__Task to complete__.
Look for the string "celkem" in the lines and copy each line that has it.

⁂

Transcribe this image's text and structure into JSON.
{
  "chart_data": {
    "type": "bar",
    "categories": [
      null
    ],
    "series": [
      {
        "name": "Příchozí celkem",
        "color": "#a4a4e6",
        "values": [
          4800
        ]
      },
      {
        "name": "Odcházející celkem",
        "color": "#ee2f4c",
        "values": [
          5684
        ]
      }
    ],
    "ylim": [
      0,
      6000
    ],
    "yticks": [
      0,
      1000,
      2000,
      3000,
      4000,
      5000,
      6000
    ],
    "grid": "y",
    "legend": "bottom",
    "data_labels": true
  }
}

⁂

__Output__.
        "name": "Příchozí celkem",
        "name": "Odcházející celkem",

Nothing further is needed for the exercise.